▼

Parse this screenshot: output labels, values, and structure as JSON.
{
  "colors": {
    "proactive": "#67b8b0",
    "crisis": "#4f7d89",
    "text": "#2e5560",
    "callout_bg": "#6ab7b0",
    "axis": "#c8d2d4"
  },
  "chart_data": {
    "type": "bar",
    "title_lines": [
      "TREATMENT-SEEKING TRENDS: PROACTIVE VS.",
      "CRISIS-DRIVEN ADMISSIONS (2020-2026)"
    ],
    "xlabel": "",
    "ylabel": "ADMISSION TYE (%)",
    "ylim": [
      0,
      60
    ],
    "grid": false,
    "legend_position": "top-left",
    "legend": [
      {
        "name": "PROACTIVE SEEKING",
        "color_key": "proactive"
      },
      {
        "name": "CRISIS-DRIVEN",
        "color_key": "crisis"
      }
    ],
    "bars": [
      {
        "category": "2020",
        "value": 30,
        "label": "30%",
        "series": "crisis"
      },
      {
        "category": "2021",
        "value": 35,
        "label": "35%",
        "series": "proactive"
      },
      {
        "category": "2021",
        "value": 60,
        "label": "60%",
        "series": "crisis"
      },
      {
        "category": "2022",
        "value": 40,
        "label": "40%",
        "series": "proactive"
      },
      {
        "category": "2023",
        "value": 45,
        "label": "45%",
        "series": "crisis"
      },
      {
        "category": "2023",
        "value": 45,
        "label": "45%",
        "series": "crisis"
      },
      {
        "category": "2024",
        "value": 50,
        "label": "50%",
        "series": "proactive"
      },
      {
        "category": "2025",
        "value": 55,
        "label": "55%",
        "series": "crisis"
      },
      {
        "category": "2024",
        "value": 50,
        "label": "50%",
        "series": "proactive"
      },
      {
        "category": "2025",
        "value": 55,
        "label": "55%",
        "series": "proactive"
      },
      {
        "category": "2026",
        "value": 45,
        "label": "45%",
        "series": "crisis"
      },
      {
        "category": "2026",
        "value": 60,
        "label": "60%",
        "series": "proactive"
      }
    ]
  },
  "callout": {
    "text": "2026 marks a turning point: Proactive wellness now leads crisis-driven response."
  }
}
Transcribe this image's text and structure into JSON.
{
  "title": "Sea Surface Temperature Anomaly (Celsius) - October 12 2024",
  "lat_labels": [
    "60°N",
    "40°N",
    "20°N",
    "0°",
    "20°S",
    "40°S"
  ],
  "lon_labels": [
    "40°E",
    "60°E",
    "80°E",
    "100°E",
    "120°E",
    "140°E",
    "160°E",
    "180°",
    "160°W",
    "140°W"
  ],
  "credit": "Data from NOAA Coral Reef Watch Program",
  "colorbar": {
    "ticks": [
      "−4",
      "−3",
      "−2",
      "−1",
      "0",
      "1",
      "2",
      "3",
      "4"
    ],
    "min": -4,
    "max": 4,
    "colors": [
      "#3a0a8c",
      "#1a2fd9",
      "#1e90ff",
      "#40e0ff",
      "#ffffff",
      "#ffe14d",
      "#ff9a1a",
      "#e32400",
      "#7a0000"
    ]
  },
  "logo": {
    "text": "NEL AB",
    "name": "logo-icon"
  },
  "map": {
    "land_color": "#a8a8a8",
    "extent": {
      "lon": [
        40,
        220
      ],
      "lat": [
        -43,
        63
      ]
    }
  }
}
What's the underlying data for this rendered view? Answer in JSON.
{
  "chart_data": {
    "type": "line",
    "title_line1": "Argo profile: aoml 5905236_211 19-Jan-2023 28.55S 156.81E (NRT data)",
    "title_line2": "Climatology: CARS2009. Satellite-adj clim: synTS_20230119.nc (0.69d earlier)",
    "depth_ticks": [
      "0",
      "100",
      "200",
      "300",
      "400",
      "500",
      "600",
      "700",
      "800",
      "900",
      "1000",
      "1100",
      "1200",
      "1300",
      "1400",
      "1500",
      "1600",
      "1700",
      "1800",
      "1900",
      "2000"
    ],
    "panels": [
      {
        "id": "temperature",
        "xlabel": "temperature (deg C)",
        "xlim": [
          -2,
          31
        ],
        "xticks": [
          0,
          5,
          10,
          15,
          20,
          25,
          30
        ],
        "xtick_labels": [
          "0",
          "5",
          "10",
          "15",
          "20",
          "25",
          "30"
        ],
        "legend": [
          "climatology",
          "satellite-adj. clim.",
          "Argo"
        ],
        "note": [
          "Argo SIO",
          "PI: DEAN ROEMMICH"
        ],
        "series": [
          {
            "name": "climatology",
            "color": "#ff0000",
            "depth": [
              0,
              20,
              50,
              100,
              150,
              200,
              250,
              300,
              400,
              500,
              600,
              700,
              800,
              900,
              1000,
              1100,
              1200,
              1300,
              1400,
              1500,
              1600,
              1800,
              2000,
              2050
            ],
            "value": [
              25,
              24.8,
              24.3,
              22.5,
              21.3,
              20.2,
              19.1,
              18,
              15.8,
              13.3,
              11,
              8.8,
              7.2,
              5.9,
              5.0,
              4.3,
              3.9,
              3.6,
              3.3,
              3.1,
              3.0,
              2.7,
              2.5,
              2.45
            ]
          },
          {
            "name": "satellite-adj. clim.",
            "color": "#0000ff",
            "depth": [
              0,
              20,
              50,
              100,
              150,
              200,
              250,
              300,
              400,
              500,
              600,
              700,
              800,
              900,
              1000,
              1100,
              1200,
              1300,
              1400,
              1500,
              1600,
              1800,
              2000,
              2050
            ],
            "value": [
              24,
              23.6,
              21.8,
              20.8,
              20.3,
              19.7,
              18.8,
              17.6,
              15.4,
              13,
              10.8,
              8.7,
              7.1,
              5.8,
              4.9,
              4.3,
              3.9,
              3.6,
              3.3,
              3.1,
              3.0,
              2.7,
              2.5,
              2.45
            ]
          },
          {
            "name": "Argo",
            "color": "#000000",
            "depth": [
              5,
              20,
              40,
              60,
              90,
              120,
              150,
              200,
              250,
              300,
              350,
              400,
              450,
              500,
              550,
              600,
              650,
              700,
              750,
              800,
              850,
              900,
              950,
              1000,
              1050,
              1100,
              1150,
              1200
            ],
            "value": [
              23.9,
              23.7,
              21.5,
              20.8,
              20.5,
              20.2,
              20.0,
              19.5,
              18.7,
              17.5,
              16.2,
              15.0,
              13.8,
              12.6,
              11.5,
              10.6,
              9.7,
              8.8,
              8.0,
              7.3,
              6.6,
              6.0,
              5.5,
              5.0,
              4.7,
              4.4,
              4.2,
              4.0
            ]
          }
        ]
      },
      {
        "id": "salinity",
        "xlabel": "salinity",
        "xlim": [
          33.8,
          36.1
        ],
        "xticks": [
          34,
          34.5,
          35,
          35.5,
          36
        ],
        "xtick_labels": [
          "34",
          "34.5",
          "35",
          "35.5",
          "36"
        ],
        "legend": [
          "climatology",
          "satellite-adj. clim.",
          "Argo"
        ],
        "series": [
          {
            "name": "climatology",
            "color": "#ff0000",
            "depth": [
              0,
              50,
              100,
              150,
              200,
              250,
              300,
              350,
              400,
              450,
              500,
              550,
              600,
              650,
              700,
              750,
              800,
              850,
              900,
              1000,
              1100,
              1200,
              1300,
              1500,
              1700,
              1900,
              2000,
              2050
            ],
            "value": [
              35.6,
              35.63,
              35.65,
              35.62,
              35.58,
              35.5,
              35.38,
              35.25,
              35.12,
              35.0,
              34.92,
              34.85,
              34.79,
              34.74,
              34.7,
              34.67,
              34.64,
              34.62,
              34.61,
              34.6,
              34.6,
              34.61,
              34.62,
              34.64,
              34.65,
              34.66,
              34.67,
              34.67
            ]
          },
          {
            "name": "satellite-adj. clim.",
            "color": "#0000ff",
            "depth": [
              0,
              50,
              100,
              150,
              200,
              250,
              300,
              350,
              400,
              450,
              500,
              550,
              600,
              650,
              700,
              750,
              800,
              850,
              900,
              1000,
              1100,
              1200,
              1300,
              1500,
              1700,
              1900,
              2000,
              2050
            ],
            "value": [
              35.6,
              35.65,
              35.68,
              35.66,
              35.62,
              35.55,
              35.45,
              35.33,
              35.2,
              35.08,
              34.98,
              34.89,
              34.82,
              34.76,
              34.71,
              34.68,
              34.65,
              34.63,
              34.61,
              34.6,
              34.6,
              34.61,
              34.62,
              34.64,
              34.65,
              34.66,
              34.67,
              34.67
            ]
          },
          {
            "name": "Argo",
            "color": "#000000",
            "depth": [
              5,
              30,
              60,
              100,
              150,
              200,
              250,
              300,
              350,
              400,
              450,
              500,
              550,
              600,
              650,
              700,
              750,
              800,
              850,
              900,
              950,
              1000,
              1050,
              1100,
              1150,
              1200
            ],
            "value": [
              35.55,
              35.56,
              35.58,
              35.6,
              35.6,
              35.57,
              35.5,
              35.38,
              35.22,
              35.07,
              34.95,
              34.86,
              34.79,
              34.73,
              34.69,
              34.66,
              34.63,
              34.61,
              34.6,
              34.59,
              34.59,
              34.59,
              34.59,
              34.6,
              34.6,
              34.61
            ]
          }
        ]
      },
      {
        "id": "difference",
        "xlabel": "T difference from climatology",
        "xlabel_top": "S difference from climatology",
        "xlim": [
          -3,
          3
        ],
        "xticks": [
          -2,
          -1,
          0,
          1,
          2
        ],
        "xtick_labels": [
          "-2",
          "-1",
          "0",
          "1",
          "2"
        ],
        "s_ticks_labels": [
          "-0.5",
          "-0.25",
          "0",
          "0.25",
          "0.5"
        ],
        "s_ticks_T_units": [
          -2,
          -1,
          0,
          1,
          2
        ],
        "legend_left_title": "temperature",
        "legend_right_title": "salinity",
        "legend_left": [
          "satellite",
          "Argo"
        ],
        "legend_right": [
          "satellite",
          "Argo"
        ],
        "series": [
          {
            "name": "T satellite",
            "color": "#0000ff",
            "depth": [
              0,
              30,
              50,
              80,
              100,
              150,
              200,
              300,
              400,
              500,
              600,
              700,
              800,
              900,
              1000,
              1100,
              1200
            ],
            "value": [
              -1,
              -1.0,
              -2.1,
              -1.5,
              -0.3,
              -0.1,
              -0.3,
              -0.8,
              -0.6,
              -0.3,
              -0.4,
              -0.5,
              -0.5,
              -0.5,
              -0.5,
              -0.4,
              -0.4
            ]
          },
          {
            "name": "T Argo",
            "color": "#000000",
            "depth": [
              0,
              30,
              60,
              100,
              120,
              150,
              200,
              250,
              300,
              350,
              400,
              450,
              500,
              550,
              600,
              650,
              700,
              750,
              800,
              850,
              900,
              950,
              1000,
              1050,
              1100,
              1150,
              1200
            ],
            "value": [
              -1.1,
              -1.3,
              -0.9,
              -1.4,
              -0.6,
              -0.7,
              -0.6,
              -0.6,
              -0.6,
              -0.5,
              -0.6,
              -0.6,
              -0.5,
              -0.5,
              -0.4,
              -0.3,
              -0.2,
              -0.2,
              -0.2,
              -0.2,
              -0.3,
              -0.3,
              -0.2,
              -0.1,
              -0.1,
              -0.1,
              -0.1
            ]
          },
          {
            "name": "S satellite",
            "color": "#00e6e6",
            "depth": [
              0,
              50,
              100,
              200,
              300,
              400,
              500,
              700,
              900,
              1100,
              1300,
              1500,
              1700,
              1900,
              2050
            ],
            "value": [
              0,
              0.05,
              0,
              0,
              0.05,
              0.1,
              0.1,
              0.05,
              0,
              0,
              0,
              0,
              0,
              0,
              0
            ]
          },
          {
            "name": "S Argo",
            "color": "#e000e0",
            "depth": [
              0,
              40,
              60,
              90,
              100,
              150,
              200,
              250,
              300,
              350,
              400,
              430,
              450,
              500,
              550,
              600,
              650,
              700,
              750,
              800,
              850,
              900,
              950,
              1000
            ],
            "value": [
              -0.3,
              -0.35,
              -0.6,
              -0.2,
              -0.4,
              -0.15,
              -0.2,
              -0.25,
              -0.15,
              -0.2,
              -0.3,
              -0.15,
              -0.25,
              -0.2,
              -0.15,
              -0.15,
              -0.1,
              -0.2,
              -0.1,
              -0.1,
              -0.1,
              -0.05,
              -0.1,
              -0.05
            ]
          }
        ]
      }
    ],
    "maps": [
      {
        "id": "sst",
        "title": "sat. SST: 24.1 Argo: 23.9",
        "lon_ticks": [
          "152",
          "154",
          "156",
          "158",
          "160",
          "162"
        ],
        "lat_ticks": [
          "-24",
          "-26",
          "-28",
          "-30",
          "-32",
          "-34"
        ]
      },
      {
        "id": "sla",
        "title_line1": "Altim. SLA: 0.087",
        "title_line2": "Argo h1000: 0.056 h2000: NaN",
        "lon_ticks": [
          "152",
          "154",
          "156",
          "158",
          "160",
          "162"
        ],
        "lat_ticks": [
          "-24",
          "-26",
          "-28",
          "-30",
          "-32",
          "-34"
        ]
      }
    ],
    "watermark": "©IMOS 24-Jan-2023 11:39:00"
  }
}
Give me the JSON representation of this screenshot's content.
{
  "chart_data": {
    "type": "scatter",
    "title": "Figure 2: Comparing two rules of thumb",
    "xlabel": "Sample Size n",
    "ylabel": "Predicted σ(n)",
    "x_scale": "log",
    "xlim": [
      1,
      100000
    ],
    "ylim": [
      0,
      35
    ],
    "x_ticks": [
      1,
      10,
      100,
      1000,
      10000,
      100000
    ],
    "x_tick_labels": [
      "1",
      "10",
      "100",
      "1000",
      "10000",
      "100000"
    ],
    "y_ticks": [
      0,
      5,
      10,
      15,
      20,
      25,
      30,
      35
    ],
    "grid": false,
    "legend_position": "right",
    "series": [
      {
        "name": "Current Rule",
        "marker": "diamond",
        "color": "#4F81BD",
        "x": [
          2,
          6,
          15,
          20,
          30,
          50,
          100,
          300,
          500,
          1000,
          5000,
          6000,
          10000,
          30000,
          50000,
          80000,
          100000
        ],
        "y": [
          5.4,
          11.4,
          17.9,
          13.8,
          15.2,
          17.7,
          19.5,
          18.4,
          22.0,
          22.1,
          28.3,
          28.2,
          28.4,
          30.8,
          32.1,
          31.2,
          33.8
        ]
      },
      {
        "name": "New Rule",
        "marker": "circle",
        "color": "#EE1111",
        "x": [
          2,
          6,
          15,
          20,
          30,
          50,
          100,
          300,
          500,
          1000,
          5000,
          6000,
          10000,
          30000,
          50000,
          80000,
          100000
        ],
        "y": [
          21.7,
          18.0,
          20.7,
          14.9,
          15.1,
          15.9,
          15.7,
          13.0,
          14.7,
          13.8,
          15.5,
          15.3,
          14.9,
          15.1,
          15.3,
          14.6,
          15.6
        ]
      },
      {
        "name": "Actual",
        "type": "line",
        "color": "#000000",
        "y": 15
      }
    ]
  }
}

▲

Filter the entries and copy out every line with the word "difference".

Final result:
        "id": "difference",
        "xlabel": "T difference from climatology",
        "xlabel_top": "S difference from climatology",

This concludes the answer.